_Exercise requirements_.
Copy out, exactly as written, only the line containing "Transcribe the text in this document." and the lines after it through the end of the records.
--- START Records for this task ---
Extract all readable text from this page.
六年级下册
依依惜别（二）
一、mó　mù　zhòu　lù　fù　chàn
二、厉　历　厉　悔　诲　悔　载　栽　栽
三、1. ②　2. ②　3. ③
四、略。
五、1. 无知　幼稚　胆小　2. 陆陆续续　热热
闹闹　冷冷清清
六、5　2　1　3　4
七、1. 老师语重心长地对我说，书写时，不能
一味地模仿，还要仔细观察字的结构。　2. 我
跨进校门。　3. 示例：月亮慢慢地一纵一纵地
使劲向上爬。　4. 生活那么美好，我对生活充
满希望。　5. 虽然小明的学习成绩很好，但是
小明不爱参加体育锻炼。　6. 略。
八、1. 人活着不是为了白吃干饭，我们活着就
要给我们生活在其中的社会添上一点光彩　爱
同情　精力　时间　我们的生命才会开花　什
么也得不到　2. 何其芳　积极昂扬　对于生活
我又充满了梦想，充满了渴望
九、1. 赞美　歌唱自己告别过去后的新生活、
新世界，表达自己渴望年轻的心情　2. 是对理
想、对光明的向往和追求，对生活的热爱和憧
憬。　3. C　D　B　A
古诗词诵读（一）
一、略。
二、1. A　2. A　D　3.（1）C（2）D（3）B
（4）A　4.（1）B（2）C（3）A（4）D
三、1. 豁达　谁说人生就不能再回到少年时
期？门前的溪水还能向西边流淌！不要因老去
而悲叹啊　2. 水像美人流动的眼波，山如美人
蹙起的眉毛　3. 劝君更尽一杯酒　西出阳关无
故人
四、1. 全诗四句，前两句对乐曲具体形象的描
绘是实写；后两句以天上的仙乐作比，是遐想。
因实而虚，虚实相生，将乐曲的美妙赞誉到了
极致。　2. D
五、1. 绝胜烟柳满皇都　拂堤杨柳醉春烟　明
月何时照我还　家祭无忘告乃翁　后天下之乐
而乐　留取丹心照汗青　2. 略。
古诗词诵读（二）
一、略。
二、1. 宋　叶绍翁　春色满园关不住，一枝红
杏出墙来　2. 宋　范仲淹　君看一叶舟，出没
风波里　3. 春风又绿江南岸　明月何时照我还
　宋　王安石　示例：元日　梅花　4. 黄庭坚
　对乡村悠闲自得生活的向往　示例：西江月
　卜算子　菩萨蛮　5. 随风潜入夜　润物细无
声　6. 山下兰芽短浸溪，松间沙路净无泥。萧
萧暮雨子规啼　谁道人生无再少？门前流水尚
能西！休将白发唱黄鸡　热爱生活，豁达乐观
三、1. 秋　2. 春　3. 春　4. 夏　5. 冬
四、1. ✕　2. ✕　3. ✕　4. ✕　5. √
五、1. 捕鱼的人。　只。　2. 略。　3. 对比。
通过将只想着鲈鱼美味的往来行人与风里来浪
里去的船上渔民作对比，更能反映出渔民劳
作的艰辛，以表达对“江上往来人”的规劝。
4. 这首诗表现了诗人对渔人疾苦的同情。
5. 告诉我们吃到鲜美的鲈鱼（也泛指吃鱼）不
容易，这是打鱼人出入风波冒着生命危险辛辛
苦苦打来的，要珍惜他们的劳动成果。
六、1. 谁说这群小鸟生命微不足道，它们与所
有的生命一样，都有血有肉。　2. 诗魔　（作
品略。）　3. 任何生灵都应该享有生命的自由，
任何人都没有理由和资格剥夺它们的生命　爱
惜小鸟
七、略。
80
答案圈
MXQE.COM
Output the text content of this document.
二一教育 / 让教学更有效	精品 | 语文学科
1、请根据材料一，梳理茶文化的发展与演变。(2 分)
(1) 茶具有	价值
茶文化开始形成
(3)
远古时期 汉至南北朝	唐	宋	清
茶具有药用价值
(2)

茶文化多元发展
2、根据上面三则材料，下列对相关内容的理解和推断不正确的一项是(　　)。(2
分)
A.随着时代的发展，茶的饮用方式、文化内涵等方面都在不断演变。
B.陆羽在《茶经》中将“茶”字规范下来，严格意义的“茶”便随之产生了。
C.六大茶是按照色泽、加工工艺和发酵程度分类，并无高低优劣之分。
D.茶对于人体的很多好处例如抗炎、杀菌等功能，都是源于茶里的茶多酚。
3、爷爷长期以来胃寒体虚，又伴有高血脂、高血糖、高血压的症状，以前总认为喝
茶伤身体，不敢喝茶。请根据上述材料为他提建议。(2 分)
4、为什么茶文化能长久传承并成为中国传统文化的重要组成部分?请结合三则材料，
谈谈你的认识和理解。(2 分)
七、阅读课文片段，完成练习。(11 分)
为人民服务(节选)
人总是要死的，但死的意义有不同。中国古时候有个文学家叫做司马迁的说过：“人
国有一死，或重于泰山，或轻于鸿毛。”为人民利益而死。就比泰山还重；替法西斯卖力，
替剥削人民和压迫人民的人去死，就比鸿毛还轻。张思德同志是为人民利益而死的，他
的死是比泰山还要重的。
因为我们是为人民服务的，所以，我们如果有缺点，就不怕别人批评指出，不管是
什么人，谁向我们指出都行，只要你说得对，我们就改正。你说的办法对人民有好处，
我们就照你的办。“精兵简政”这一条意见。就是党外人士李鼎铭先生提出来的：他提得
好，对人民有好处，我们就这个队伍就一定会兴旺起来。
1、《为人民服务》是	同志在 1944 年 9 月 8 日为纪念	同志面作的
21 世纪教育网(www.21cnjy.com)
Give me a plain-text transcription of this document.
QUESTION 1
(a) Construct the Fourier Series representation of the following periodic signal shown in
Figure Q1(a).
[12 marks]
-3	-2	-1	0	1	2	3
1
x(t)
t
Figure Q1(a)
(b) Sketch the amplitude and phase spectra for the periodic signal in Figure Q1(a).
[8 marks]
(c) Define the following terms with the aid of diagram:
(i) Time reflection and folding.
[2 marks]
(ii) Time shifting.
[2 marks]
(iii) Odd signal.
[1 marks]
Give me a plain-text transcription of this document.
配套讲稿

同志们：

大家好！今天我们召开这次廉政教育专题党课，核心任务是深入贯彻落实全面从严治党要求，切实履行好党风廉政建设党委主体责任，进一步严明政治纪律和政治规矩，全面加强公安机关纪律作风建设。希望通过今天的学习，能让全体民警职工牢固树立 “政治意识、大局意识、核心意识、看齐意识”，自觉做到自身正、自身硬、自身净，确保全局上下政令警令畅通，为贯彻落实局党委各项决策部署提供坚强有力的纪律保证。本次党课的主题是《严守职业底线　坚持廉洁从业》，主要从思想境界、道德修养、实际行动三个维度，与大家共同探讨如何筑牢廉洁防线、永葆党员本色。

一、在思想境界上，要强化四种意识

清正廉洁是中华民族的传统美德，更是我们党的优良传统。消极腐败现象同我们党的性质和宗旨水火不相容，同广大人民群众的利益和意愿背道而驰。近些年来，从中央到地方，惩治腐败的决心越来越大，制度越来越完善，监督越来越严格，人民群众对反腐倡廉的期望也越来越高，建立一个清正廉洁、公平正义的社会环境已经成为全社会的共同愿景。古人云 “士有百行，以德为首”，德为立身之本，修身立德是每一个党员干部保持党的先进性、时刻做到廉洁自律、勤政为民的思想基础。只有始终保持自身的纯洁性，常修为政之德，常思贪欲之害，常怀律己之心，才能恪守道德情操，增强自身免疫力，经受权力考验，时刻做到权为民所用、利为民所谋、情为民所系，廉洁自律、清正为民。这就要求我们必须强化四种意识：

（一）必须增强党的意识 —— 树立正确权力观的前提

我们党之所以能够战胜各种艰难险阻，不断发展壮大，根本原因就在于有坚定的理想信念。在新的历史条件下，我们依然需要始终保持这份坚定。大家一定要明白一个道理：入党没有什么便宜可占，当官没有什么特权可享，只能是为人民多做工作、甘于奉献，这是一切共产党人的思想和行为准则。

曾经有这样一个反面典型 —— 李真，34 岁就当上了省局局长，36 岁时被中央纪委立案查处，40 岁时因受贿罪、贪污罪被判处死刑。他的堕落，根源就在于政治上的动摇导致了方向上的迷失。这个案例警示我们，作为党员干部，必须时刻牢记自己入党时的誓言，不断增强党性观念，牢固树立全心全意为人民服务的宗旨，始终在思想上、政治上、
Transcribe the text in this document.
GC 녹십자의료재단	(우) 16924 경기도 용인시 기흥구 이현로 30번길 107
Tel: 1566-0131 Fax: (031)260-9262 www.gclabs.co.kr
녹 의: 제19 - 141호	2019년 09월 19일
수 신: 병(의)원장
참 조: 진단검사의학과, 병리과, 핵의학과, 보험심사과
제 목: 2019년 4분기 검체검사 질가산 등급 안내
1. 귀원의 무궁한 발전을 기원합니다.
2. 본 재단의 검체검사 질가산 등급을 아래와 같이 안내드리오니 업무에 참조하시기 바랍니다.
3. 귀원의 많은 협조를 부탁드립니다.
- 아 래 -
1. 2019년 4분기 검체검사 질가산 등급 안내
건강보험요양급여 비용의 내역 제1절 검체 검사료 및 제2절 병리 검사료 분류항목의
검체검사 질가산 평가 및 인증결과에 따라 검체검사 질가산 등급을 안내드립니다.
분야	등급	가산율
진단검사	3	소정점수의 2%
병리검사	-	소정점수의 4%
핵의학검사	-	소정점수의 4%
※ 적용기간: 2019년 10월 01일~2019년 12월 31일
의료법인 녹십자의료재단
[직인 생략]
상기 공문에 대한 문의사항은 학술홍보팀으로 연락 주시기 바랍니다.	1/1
--- END Records for this task ---
_Output_.
Transcribe the text in this document.
GC 녹십자의료재단	(우) 16924 경기도 용인시 기흥구 이현로 30번길 107
Tel: 1566-0131 Fax: (031)260-9262 www.gclabs.co.kr
녹 의: 제19 - 141호	2019년 09월 19일
수 신: 병(의)원장
참 조: 진단검사의학과, 병리과, 핵의학과, 보험심사과
제 목: 2019년 4분기 검체검사 질가산 등급 안내
1. 귀원의 무궁한 발전을 기원합니다.
2. 본 재단의 검체검사 질가산 등급을 아래와 같이 안내드리오니 업무에 참조하시기 바랍니다.
3. 귀원의 많은 협조를 부탁드립니다.
- 아 래 -
1. 2019년 4분기 검체검사 질가산 등급 안내
건강보험요양급여 비용의 내역 제1절 검체 검사료 및 제2절 병리 검사료 분류항목의
검체검사 질가산 평가 및 인증결과에 따라 검체검사 질가산 등급을 안내드립니다.
분야	등급	가산율
진단검사	3	소정점수의 2%
병리검사	-	소정점수의 4%
핵의학검사	-	소정점수의 4%
※ 적용기간: 2019년 10월 01일~2019년 12월 31일
의료법인 녹십자의료재단
[직인 생략]
상기 공문에 대한 문의사항은 학술홍보팀으로 연락 주시기 바랍니다.	1/1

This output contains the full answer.